(Recorded data)

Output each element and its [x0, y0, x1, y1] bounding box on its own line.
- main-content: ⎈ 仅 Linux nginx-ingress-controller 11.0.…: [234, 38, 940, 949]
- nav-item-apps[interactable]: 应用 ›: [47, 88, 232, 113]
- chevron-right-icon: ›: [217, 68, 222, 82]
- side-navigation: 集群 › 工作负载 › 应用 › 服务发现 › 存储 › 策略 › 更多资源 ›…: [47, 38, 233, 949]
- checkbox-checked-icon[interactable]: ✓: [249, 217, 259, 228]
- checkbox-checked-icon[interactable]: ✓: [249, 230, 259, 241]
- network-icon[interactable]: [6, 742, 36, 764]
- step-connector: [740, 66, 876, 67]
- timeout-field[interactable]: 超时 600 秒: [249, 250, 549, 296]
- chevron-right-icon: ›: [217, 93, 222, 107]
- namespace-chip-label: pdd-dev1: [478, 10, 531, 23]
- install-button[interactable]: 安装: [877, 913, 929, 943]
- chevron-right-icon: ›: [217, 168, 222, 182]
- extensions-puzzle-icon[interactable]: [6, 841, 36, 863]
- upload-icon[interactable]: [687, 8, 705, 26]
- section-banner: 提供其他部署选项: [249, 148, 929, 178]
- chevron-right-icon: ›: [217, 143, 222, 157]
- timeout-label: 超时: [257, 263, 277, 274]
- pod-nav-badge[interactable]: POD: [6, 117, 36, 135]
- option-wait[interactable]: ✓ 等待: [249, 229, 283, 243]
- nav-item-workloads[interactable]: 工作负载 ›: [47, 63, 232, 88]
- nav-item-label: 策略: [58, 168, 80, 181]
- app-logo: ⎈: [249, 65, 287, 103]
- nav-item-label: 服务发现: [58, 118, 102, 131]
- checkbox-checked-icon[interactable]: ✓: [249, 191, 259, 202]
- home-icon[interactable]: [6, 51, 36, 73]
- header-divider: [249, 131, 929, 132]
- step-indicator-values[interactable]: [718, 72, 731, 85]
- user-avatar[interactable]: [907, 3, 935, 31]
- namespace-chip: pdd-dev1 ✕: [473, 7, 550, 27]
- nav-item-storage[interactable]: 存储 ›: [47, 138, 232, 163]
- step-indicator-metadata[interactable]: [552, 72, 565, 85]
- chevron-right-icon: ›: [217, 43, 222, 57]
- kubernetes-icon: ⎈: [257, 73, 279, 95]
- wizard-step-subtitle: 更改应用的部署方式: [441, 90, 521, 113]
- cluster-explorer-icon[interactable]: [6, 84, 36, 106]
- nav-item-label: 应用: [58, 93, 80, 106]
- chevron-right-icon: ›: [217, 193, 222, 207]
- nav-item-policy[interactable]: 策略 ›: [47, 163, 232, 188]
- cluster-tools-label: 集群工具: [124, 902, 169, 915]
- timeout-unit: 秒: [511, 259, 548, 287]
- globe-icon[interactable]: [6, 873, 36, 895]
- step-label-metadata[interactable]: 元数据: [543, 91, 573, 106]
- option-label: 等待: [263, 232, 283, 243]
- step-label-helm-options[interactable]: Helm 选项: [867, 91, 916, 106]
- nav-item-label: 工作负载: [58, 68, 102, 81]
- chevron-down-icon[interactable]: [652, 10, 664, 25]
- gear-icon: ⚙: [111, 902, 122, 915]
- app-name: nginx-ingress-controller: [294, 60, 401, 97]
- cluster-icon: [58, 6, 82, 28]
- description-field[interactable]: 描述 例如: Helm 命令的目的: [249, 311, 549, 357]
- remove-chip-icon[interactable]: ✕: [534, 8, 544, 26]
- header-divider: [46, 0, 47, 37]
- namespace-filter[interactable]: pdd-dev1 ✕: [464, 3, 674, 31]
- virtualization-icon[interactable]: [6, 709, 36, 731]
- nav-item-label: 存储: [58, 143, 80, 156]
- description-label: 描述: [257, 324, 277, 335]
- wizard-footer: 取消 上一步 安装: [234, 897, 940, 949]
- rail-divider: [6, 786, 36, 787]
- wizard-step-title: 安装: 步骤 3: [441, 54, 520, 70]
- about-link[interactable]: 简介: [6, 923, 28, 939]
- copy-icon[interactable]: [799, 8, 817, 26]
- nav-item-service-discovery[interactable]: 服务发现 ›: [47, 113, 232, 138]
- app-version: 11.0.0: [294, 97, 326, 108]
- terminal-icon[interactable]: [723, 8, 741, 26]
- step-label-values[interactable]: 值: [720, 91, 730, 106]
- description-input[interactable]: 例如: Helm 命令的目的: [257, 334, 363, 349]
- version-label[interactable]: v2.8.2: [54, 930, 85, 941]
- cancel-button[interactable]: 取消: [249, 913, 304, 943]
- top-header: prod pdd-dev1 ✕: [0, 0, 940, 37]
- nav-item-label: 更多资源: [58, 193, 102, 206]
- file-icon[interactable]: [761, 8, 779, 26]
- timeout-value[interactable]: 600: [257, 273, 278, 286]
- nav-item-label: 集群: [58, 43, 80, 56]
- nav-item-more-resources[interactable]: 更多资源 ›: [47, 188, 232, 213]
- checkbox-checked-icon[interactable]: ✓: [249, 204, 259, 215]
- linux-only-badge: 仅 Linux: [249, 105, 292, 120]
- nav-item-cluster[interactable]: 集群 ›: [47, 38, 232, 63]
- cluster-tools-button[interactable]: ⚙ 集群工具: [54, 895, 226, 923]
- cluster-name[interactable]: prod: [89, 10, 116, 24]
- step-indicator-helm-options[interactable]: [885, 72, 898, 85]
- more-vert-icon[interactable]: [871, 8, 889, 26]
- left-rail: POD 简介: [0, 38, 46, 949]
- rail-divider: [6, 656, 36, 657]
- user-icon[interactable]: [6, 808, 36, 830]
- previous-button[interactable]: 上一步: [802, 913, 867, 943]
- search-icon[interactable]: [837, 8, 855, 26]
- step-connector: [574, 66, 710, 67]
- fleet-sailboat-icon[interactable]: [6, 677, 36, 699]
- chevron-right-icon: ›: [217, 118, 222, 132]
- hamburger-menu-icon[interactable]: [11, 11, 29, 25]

▶ _DESCRIPTION OF THE TASK_
Show every line of the listing above that contains the string "badge", matching case exactly.

▶ _PROBLEM SOLUTION_
- pod-nav-badge[interactable]: POD: [6, 117, 36, 135]
- linux-only-badge: 仅 Linux: [249, 105, 292, 120]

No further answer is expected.